▸ **Exercise**: From the material below, copy out every line from the one containing "wire long vertical" up to and including the one containing "Output each element", unchanged.

***

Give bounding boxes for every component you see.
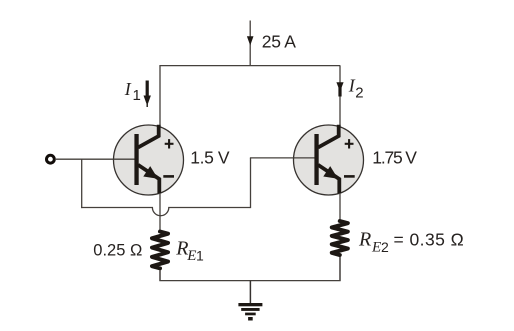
wire: Q1 emitter to RE1 [159, 193, 161, 230]
current arrow I2 [336, 82, 343, 96]
wire: ground stub [249, 281, 251, 304]
polarity mark - of Q2 [344, 175, 355, 178]
svg-text:1: 1 [133, 87, 141, 104]
svg-text:= 0.35 Ω: = 0.35 Ω [394, 230, 465, 250]
label 1.5 V [190, 147, 230, 167]
current arrow 25 A [247, 36, 254, 45]
transistor Q1 [114, 125, 184, 195]
polarity mark - of Q1 [163, 175, 174, 178]
svg-text:1: 1 [196, 248, 204, 264]
wire: top rail [159, 65, 340, 67]
wire: Q2 collector lead [339, 66, 341, 130]
svg-text:2: 2 [381, 239, 389, 255]
label 25 A [262, 32, 296, 52]
wire: base bus with hop over emitter [81, 208, 250, 216]
label 1.75 V [372, 147, 417, 167]
ground [238, 303, 262, 321]
wire: Q2 emitter to RE2 [339, 193, 341, 220]
wire: RE1 to bottom rail [159, 270, 161, 281]
wire: RE2 to bottom rail [339, 257, 341, 281]
wire: junction drop at input node [81, 159, 83, 208]
current arrow I1 [144, 81, 151, 108]
svg-text:1.75 V: 1.75 V [372, 147, 417, 167]
label 0.25 Ω [93, 242, 142, 260]
label RE2 = 0.35 Ω [358, 229, 464, 256]
wire: input to Q1 base [56, 158, 137, 160]
transistor Q2 [294, 125, 364, 195]
svg-text:0.25 Ω: 0.25 Ω [93, 242, 142, 260]
polarity mark + of Q1 [165, 139, 174, 148]
resistor RE1 [152, 232, 168, 269]
svg-text:I: I [124, 79, 132, 99]
svg-text:E: E [186, 248, 196, 264]
wire: supply feed vertical [249, 21, 251, 66]
polarity mark + of Q2 [345, 139, 354, 148]
svg-text:25 A: 25 A [262, 32, 296, 52]
wire: bottom rail [160, 257, 340, 281]
svg-text:2: 2 [355, 85, 363, 102]
resistor RE2 [332, 221, 348, 255]
terminal: input node [47, 155, 55, 163]
label I2 [348, 76, 364, 102]
label I1 [124, 79, 141, 104]
wire: Q1 collector lead [159, 66, 161, 130]
svg-text:1.5 V: 1.5 V [190, 147, 230, 167]
wire: Q2 base lead [250, 157, 317, 159]
svg-text:E: E [371, 240, 381, 256]
svg-text:R: R [358, 229, 371, 251]
label RE1 [175, 238, 204, 265]
wire: riser to Q2 base [250, 158, 252, 208]
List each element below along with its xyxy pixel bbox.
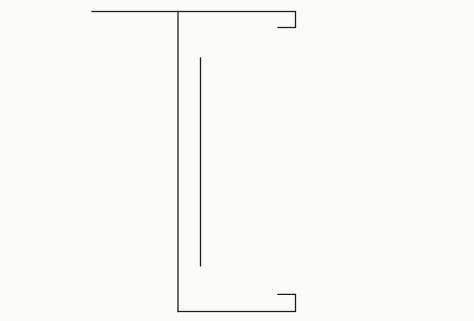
wire long vertical from R2 node to bottom rail [177, 12, 179, 312]
wire vertical DA1 pin3 to DA2 pin3 [200, 58, 202, 266]
wire top +U rail [92, 12, 296, 28]
wire bottom rail to DA2 pin16 [178, 294, 296, 311]
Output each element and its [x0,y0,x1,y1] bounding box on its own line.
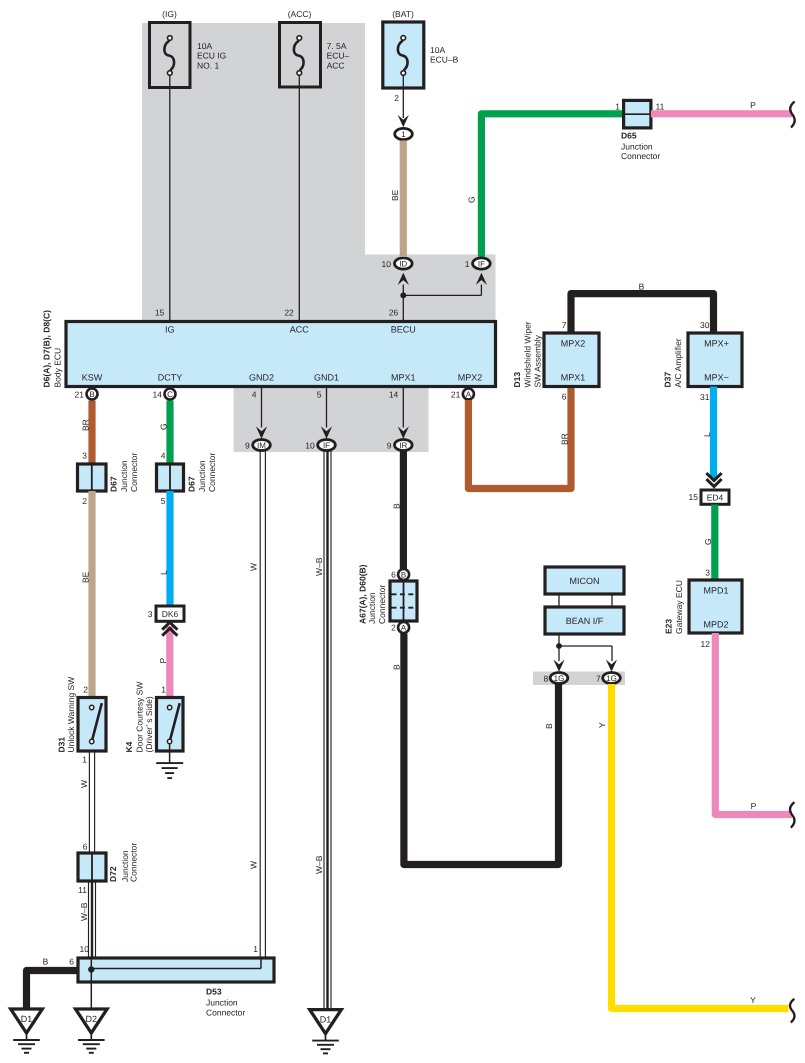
wire W from IM oval to D53 pin 1 [259,451,261,958]
fuse (BAT) 10A ECU-B [383,9,459,88]
svg-text:MPX1: MPX1 [561,373,586,383]
svg-text:MPX2: MPX2 [458,373,483,383]
svg-text:DK6: DK6 [162,609,179,619]
svg-text:(Driver’ s Side): (Driver’ s Side) [144,696,154,752]
svg-text:D13: D13 [512,372,522,388]
svg-text:W–B: W–B [314,855,324,874]
svg-text:Junction: Junction [197,460,207,492]
svg-text:5: 5 [161,496,166,506]
svg-text:3: 3 [705,568,710,578]
wire from D53 to ground D2 [90,970,92,1010]
junction oval IM pin 9 [253,440,271,451]
svg-text:(BAT): (BAT) [392,9,414,19]
break symbol on wire P (top right) [790,102,794,128]
svg-text:7: 7 [596,674,601,684]
gray background strip below body ECU [234,385,429,452]
svg-text:Windshield Wiper: Windshield Wiper [523,321,533,387]
svg-text:B: B [43,957,49,967]
svg-text:15: 15 [155,308,165,318]
junction connector D65 [615,100,664,161]
svg-text:26: 26 [389,308,399,318]
svg-text:A: A [401,624,407,633]
svg-text:1: 1 [401,130,406,139]
svg-text:MPD2: MPD2 [703,620,728,630]
junction connector D67 (left) [78,451,140,507]
arrow up into IF oval [476,273,487,285]
wire L from D67 to connector DK6 [166,491,173,606]
svg-text:W: W [79,780,89,788]
svg-text:K4: K4 [124,741,134,752]
svg-text:C: C [167,390,173,399]
svg-text:BE: BE [80,571,90,583]
arrow into 1G pin 8 [553,660,564,672]
wire G from pin C to junction connector D67 [166,401,173,465]
svg-text:P: P [751,801,757,811]
svg-text:8: 8 [543,674,548,684]
svg-text:BECU: BECU [391,325,416,335]
break symbol on wire Y [790,999,794,1023]
wire BE from D67 to unlock warning SW D31 [88,491,95,697]
svg-text:D65: D65 [621,131,637,141]
svg-text:21: 21 [75,390,85,400]
svg-text:2: 2 [83,685,88,695]
svg-text:5: 5 [317,390,322,400]
wire GND2 pin 4 to IM oval [261,388,263,428]
svg-text:B: B [401,571,406,580]
fuse (ACC) 7.5A ECU-ACC [280,9,350,87]
svg-text:1: 1 [253,944,258,954]
junction connector D53 [78,944,274,1017]
svg-text:Connector: Connector [377,585,387,624]
svg-text:D37: D37 [663,372,673,388]
wire from ACC fuse to body ECU pin 22 [298,75,300,321]
wire MPX1 pin 14 to IR oval [402,388,404,428]
svg-text:Gateway ECU: Gateway ECU [674,580,684,634]
pin circle A (MPX2 pin 21) [463,389,474,400]
svg-text:ACC: ACC [290,325,310,335]
wire P from E23 pin 12 to right edge [715,633,792,815]
wire BE from oval 1 to oval ID [400,141,407,258]
svg-text:10: 10 [305,441,315,451]
svg-text:NO. 1: NO. 1 [197,60,219,70]
body ECU D6(A), D7(B), D8(C) [41,310,495,388]
double chevron into DK6 [162,622,177,629]
svg-text:G: G [703,538,713,545]
svg-text:11: 11 [656,102,665,112]
break symbol on wire P (bottom) [790,802,794,827]
svg-text:Junction: Junction [119,460,129,492]
svg-text:B: B [639,282,645,292]
svg-text:W: W [249,861,259,869]
svg-text:L: L [702,432,712,437]
svg-text:D6(A), D7(B), D8(C): D6(A), D7(B), D8(C) [41,310,51,388]
A/C amplifier D37 [663,320,742,402]
svg-text:MPX−: MPX− [704,373,729,383]
svg-text:B: B [544,723,554,729]
svg-text:E23: E23 [664,619,674,634]
svg-text:ID: ID [399,260,407,269]
wire L from D37 pin 31 to ED4 [710,387,717,479]
svg-text:Y: Y [597,722,607,728]
arrow into 1G pin 7 [606,660,617,672]
junction oval IR pin 9 [395,440,413,451]
svg-text:MPX2: MPX2 [561,339,586,349]
svg-text:2: 2 [82,496,87,506]
svg-text:L: L [158,570,168,575]
svg-text:15: 15 [689,492,699,502]
junction connector D67 (second) [157,451,217,507]
svg-text:10: 10 [80,944,90,954]
svg-text:ECU IG: ECU IG [197,51,226,61]
connector oval 1 (BAT feed) [395,128,413,139]
pin circle B (KSW pin 21) [87,389,98,400]
svg-text:BEAN I/F: BEAN I/F [566,616,604,626]
pin oval B of A67 [398,569,409,580]
gray background block (power source area) [142,23,365,322]
svg-text:B: B [391,503,401,509]
svg-text:D1: D1 [21,1014,33,1024]
door courtesy SW K4 (driver's side) [124,682,183,753]
svg-text:B: B [392,664,402,670]
svg-text:SW Assembly: SW Assembly [533,334,543,387]
wire W-B from D72 to D53 pin 10 [88,881,90,958]
svg-text:21: 21 [451,390,461,400]
svg-text:1: 1 [615,102,620,112]
links between MICON and BEAN I/F [558,594,560,607]
svg-text:Junction: Junction [206,997,238,1007]
wire GND1 pin 5 to IF oval [326,388,328,428]
svg-text:1G: 1G [606,674,617,683]
svg-text:10A: 10A [197,41,212,51]
wire from BECU pin 26 up to ID/IF junction ovals [402,285,404,322]
gray strip behind 1G connectors [533,672,625,686]
svg-text:W–B: W–B [314,557,324,576]
svg-text:D53: D53 [206,987,222,997]
svg-text:IG: IG [165,325,175,335]
svg-text:4: 4 [161,451,166,461]
svg-text:D2: D2 [86,1014,98,1024]
svg-text:1: 1 [82,755,87,765]
svg-text:DCTY: DCTY [158,373,183,383]
svg-text:7. 5A: 7. 5A [327,41,347,51]
windshield wiper SW assembly D13 [512,320,599,402]
svg-text:3: 3 [148,609,153,619]
svg-text:3: 3 [82,451,87,461]
svg-text:Unlock Warning SW: Unlock Warning SW [66,677,76,753]
svg-text:10A: 10A [430,45,445,55]
ground below K4 [169,744,171,763]
svg-text:Connector: Connector [129,843,139,882]
arrow up into ID oval [398,273,409,285]
svg-text:14: 14 [389,390,399,400]
svg-text:D31: D31 [56,737,66,753]
svg-text:Connector: Connector [206,1007,245,1017]
junction oval 1G pin 7 [603,673,621,684]
double chevron into ED4 [706,473,721,480]
svg-text:6: 6 [562,392,567,402]
svg-text:2: 2 [391,623,396,633]
gray background extension (ID/IF junction area) [365,255,496,323]
svg-text:B: B [89,390,94,399]
svg-text:BR: BR [559,433,569,445]
svg-text:ECU–B: ECU–B [430,55,459,65]
svg-text:6: 6 [83,842,88,852]
svg-text:6: 6 [391,570,396,580]
wire from IG fuse to body ECU pin 15 [169,75,171,321]
wire G from ED4 to gateway ECU E23 pin 3 [711,505,718,581]
svg-text:Y: Y [750,995,756,1005]
svg-text:2: 2 [394,93,399,103]
svg-text:D72: D72 [108,866,118,882]
svg-text:(ACC): (ACC) [288,9,312,19]
wire Y from 1G pin 7 to right edge [612,684,789,1009]
svg-text:ED4: ED4 [707,493,724,503]
svg-text:A: A [466,390,472,399]
svg-text:W–B: W–B [79,902,89,921]
svg-text:14: 14 [153,390,163,400]
svg-text:D67: D67 [186,476,196,492]
wire P from D65 to right edge [651,110,792,117]
svg-text:A/C Amplifier: A/C Amplifier [673,338,683,387]
junction oval IF pin 10 [318,440,336,451]
svg-text:P: P [750,100,756,110]
svg-text:GND1: GND1 [314,373,339,383]
svg-text:11: 11 [78,885,87,895]
wire B from D13 pin 7 to A/C amplifier D37 pin 30 [571,294,714,333]
svg-text:22: 22 [284,308,294,318]
svg-text:D1: D1 [320,1015,332,1025]
wire BR from pin A to windshield wiper SW D13 pin 6 [468,387,571,489]
svg-text:6: 6 [69,957,74,967]
svg-text:IR: IR [399,441,407,450]
ground D1 (center, W-B wire) [310,1010,342,1034]
wire B from IR oval to junction connector A67/D60 [400,451,407,569]
junction oval 1G pin 8 [550,673,568,684]
gateway ECU E23 [664,568,742,650]
svg-text:MPD1: MPD1 [703,586,728,596]
BEAN I/F block [545,607,624,634]
MICON block [545,567,624,594]
svg-text:W: W [249,563,259,571]
svg-text:7: 7 [562,320,567,330]
svg-text:G: G [467,196,477,203]
svg-text:BR: BR [80,419,90,431]
ground D1 (left) [11,1009,43,1033]
svg-text:9: 9 [387,441,392,451]
junction connector A67(A), D60(B) [358,564,417,624]
svg-text:31: 31 [700,392,710,402]
svg-text:10: 10 [382,259,392,269]
wire P from DK6 to door courtesy SW K4 [166,626,173,697]
svg-text:IF: IF [323,441,330,450]
connector DK6 pin 3 [148,606,184,621]
unlock warning SW D31 [56,677,106,765]
wire BR from pin B to junction connector D67 [88,401,95,465]
svg-text:1: 1 [161,685,166,695]
svg-text:1G: 1G [554,674,565,683]
svg-text:Body ECU: Body ECU [52,348,62,388]
svg-text:Connector: Connector [129,453,139,492]
svg-text:IM: IM [257,441,266,450]
wire G from IF oval to D65 junction connector [481,114,623,257]
pin circle C (DCTY pin 14) [165,389,176,400]
svg-text:Connector: Connector [621,151,660,161]
svg-text:MPX+: MPX+ [704,339,729,349]
svg-text:ECU–: ECU– [327,51,350,61]
svg-text:Door Courtesy SW: Door Courtesy SW [134,682,144,753]
svg-text:4: 4 [252,390,257,400]
svg-text:(IG): (IG) [162,9,177,19]
wire W-B from IF oval to ground D1 [323,451,325,1010]
svg-text:1: 1 [465,259,470,269]
svg-text:G: G [158,423,168,430]
svg-text:Junction: Junction [367,592,377,624]
fuse (IG) 10A ECU IG NO. 1 [150,9,227,88]
wires from BEAN I/F to 1G ovals [558,634,560,661]
svg-text:D67: D67 [109,476,119,492]
wire from BAT fuse pin 2 to connector oval 1 [402,75,404,118]
wire W from D31 to junction connector D72 [88,752,90,854]
svg-text:P: P [158,658,168,664]
svg-text:BE: BE [390,189,400,201]
connector ED4 pin 15 [689,490,729,504]
svg-text:A67(A), D60(B): A67(A), D60(B) [358,564,368,624]
svg-text:30: 30 [700,320,710,330]
svg-text:MICON: MICON [570,576,600,586]
svg-text:GND2: GND2 [249,373,274,383]
svg-text:9: 9 [245,441,250,451]
junction connector D72 [78,842,139,896]
wire B from D53 pin 6 to ground D1 [27,971,79,1010]
junction oval IF pin 1 [473,258,491,269]
svg-text:Connector: Connector [207,453,217,492]
svg-text:12: 12 [701,639,711,649]
pin oval A of A67 [398,622,409,633]
svg-text:KSW: KSW [82,373,103,383]
svg-text:MPX1: MPX1 [391,373,416,383]
svg-text:ACC: ACC [327,60,345,70]
svg-text:IF: IF [478,260,485,269]
svg-text:Junction: Junction [621,141,653,151]
junction oval ID pin 10 [395,258,413,269]
wire B from A67 to 1G oval pin 8 [404,634,559,865]
ground D2 [76,1009,108,1033]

***

▸ **Output below**:
wire long vertical from R2 node to bottom rail [177, 12, 179, 312]
wire vertical DA1 pin3 to DA2 pin3 [200, 58, 202, 266]
wire top +U rail [92, 12, 296, 28]
wire bottom rail to DA2 pin16 [178, 294, 296, 311]
Output each element and its [x0,y0,x1,y1] bounding box on its own line.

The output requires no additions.